- **Task instructions**:
Are you able to quote each entry exactly as written?

- **Dataset records**:
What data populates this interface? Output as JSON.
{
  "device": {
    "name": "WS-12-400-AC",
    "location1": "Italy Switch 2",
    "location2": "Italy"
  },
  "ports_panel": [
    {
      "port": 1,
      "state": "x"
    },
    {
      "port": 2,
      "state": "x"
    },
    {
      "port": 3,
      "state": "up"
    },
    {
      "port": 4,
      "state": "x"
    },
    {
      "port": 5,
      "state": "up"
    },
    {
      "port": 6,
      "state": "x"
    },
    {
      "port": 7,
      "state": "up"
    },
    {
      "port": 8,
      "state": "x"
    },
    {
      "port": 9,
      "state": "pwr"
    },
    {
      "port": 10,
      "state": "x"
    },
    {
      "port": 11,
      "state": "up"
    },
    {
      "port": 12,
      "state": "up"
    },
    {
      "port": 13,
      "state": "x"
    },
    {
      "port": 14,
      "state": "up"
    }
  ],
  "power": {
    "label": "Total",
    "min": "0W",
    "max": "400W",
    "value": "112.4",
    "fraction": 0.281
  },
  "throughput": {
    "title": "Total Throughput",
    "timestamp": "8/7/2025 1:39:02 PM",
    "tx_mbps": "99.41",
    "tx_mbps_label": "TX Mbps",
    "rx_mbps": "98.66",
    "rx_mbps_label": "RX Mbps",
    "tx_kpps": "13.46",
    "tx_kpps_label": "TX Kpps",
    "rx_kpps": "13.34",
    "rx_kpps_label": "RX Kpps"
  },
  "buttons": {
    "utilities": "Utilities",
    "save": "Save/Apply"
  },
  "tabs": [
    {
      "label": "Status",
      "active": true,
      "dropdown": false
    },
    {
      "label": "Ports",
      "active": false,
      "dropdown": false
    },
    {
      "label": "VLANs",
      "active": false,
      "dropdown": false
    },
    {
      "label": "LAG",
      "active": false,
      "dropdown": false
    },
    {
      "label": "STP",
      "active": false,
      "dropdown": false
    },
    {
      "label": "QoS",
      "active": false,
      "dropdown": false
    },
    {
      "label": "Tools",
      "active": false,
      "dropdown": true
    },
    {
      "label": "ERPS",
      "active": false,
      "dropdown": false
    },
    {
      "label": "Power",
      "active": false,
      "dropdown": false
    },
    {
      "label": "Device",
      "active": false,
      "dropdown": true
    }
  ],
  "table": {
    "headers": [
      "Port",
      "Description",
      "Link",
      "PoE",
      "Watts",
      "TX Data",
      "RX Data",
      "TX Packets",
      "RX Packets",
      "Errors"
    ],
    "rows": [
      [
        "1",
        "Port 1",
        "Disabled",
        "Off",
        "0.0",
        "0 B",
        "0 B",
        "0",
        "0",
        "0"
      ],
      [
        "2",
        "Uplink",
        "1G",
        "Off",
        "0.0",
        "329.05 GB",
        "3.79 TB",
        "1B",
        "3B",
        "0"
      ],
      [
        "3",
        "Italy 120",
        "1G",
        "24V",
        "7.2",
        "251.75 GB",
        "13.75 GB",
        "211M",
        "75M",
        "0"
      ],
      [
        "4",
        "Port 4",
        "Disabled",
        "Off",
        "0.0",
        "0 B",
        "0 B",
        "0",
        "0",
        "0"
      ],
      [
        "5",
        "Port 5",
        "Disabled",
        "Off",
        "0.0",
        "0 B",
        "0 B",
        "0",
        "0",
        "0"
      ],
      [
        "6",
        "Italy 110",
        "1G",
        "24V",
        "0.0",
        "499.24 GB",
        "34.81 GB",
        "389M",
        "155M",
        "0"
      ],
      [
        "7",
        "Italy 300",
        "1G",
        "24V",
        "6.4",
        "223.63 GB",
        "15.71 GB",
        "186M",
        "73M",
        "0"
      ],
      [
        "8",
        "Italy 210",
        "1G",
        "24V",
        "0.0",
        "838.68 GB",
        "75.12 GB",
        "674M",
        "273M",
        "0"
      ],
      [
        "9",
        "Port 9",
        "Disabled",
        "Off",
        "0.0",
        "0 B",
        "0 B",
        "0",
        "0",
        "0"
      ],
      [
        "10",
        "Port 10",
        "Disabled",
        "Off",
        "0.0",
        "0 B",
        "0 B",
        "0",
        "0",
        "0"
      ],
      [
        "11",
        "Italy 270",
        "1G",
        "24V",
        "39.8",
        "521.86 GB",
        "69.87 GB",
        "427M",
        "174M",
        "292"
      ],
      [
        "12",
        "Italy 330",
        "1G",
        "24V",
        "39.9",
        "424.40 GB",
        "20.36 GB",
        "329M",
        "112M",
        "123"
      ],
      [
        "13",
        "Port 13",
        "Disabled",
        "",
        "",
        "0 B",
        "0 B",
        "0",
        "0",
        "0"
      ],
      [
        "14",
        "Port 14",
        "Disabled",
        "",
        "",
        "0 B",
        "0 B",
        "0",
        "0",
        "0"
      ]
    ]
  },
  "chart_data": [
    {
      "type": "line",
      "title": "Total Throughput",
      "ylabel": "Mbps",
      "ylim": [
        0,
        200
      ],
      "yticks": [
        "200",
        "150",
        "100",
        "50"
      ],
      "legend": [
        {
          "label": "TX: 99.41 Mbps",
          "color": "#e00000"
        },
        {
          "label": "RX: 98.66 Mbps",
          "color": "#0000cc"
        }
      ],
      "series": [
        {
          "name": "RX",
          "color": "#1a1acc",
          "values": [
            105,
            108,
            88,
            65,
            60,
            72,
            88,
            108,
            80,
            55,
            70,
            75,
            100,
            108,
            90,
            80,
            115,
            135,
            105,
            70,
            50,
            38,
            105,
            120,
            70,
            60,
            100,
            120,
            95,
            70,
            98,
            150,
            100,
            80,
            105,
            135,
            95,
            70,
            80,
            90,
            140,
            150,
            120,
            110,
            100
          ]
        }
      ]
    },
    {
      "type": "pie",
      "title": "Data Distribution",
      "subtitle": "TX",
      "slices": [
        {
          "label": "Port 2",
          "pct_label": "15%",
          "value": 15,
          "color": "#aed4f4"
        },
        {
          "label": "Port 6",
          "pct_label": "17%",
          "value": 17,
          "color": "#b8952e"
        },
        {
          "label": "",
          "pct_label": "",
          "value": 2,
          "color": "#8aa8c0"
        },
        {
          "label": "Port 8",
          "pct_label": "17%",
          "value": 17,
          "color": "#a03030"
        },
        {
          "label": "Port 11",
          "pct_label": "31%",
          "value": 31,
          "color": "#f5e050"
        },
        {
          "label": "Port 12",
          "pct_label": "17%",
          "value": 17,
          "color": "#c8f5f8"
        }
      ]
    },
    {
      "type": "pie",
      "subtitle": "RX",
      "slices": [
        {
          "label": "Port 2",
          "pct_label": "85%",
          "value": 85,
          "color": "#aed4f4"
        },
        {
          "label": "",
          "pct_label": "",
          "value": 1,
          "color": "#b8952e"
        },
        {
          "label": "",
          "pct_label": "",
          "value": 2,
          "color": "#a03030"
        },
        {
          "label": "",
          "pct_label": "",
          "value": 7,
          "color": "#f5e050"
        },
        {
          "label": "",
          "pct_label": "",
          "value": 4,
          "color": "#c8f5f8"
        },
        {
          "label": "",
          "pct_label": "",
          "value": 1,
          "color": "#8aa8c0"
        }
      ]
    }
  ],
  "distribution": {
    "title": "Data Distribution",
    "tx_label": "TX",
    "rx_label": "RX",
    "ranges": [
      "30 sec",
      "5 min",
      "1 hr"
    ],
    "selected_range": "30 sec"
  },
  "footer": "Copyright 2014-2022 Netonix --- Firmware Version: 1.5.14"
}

- **Reply to the exercise**:
What data populates this interface? Output as JSON.
{
  "device": {
    "name": "WS-12-400-AC",
    "location1": "Italy Switch 2",
    "location2": "Italy"
  },
  "ports_panel": [
    {
      "port": 1,
      "state": "x"
    },
    {
      "port": 2,
      "state": "x"
    },
    {
      "port": 3,
      "state": "up"
    },
    {
      "port": 4,
      "state": "x"
    },
    {
      "port": 5,
      "state": "up"
    },
    {
      "port": 6,
      "state": "x"
    },
    {
      "port": 7,
      "state": "up"
    },
    {
      "port": 8,
      "state": "x"
    },
    {
      "port": 9,
      "state": "pwr"
    },
    {
      "port": 10,
      "state": "x"
    },
    {
      "port": 11,
      "state": "up"
    },
    {
      "port": 12,
      "state": "up"
    },
    {
      "port": 13,
      "state": "x"
    },
    {
      "port": 14,
      "state": "up"
    }
  ],
  "power": {
    "label": "Total",
    "min": "0W",
    "max": "400W",
    "value": "112.4",
    "fraction": 0.281
  },
  "throughput": {
    "title": "Total Throughput",
    "timestamp": "8/7/2025 1:39:02 PM",
    "tx_mbps": "99.41",
    "tx_mbps_label": "TX Mbps",
    "rx_mbps": "98.66",
    "rx_mbps_label": "RX Mbps",
    "tx_kpps": "13.46",
    "tx_kpps_label": "TX Kpps",
    "rx_kpps": "13.34",
    "rx_kpps_label": "RX Kpps"
  },
  "buttons": {
    "utilities": "Utilities",
    "save": "Save/Apply"
  },
  "tabs": [
    {
      "label": "Status",
      "active": true,
      "dropdown": false
    },
    {
      "label": "Ports",
      "active": false,
      "dropdown": false
    },
    {
      "label": "VLANs",
      "active": false,
      "dropdown": false
    },
    {
      "label": "LAG",
      "active": false,
      "dropdown": false
    },
    {
      "label": "STP",
      "active": false,
      "dropdown": false
    },
    {
      "label": "QoS",
      "active": false,
      "dropdown": false
    },
    {
      "label": "Tools",
      "active": false,
      "dropdown": true
    },
    {
      "label": "ERPS",
      "active": false,
      "dropdown": false
    },
    {
      "label": "Power",
      "active": false,
      "dropdown": false
    },
    {
      "label": "Device",
      "active": false,
      "dropdown": true
    }
  ],
  "table": {
    "headers": [
      "Port",
      "Description",
      "Link",
      "PoE",
      "Watts",
      "TX Data",
      "RX Data",
      "TX Packets",
      "RX Packets",
      "Errors"
    ],
    "rows": [
      [
        "1",
        "Port 1",
        "Disabled",
        "Off",
        "0.0",
        "0 B",
        "0 B",
        "0",
        "0",
        "0"
      ],
      [
        "2",
        "Uplink",
        "1G",
        "Off",
        "0.0",
        "329.05 GB",
        "3.79 TB",
        "1B",
        "3B",
        "0"
      ],
      [
        "3",
        "Italy 120",
        "1G",
        "24V",
        "7.2",
        "251.75 GB",
        "13.75 GB",
        "211M",
        "75M",
        "0"
      ],
      [
        "4",
        "Port 4",
        "Disabled",
        "Off",
        "0.0",
        "0 B",
        "0 B",
        "0",
        "0",
        "0"
      ],
      [
        "5",
        "Port 5",
        "Disabled",
        "Off",
        "0.0",
        "0 B",
        "0 B",
        "0",
        "0",
        "0"
      ],
      [
        "6",
        "Italy 110",
        "1G",
        "24V",
        "0.0",
        "499.24 GB",
        "34.81 GB",
        "389M",
        "155M",
        "0"
      ],
      [
        "7",
        "Italy 300",
        "1G",
        "24V",
        "6.4",
        "223.63 GB",
        "15.71 GB",
        "186M",
        "73M",
        "0"
      ],
      [
        "8",
        "Italy 210",
        "1G",
        "24V",
        "0.0",
        "838.68 GB",
        "75.12 GB",
        "674M",
        "273M",
        "0"
      ],
      [
        "9",
        "Port 9",
        "Disabled",
        "Off",
        "0.0",
        "0 B",
        "0 B",
        "0",
        "0",
        "0"
      ],
      [
        "10",
        "Port 10",
        "Disabled",
        "Off",
        "0.0",
        "0 B",
        "0 B",
        "0",
        "0",
        "0"
      ],
      [
        "11",
        "Italy 270",
        "1G",
        "24V",
        "39.8",
        "521.86 GB",
        "69.87 GB",
        "427M",
        "174M",
        "292"
      ],
      [
        "12",
        "Italy 330",
        "1G",
        "24V",
        "39.9",
        "424.40 GB",
        "20.36 GB",
        "329M",
        "112M",
        "123"
      ],
      [
        "13",
        "Port 13",
        "Disabled",
        "",
        "",
        "0 B",
        "0 B",
        "0",
        "0",
        "0"
      ],
      [
        "14",
        "Port 14",
        "Disabled",
        "",
        "",
        "0 B",
        "0 B",
        "0",
        "0",
        "0"
      ]
    ]
  },
  "chart_data": [
    {
      "type": "line",
      "title": "Total Throughput",
      "ylabel": "Mbps",
      "ylim": [
        0,
        200
      ],
      "yticks": [
        "200",
        "150",
        "100",
        "50"
      ],
      "legend": [
        {
          "label": "TX: 99.41 Mbps",
          "color": "#e00000"
        },
        {
          "label": "RX: 98.66 Mbps",
          "color": "#0000cc"
        }
      ],
      "series": [
        {
          "name": "RX",
          "color": "#1a1acc",
          "values": [
            105,
            108,
            88,
            65,
            60,
            72,
            88,
            108,
            80,
            55,
            70,
            75,
            100,
            108,
            90,
            80,
            115,
            135,
            105,
            70,
            50,
            38,
            105,
            120,
            70,
            60,
            100,
            120,
            95,
            70,
            98,
            150,
            100,
            80,
            105,
            135,
            95,
            70,
            80,
            90,
            140,
            150,
            120,
            110,
            100
          ]
        }
      ]
    },
    {
      "type": "pie",
      "title": "Data Distribution",
      "subtitle": "TX",
      "slices": [
        {
          "label": "Port 2",
          "pct_label": "15%",
          "value": 15,
          "color": "#aed4f4"
        },
        {
          "label": "Port 6",
          "pct_label": "17%",
          "value": 17,
          "color": "#b8952e"
        },
        {
          "label": "",
          "pct_label": "",
          "value": 2,
          "color": "#8aa8c0"
        },
        {
          "label": "Port 8",
          "pct_label": "17%",
          "value": 17,
          "color": "#a03030"
        },
        {
          "label": "Port 11",
          "pct_label": "31%",
          "value": 31,
          "color": "#f5e050"
        },
        {
          "label": "Port 12",
          "pct_label": "17%",
          "value": 17,
          "color": "#c8f5f8"
        }
      ]
    },
    {
      "type": "pie",
      "subtitle": "RX",
      "slices": [
        {
          "label": "Port 2",
          "pct_label": "85%",
          "value": 85,
          "color": "#aed4f4"
        },
        {
          "label": "",
          "pct_label": "",
          "value": 1,
          "color": "#b8952e"
        },
        {
          "label": "",
          "pct_label": "",
          "value": 2,
          "color": "#a03030"
        },
        {
          "label": "",
          "pct_label": "",
          "value": 7,
          "color": "#f5e050"
        },
        {
          "label": "",
          "pct_label": "",
          "value": 4,
          "color": "#c8f5f8"
        },
        {
          "label": "",
          "pct_label": "",
          "value": 1,
          "color": "#8aa8c0"
        }
      ]
    }
  ],
  "distribution": {
    "title": "Data Distribution",
    "tx_label": "TX",
    "rx_label": "RX",
    "ranges": [
      "30 sec",
      "5 min",
      "1 hr"
    ],
    "selected_range": "30 sec"
  },
  "footer": "Copyright 2014-2022 Netonix --- Firmware Version: 1.5.14"
}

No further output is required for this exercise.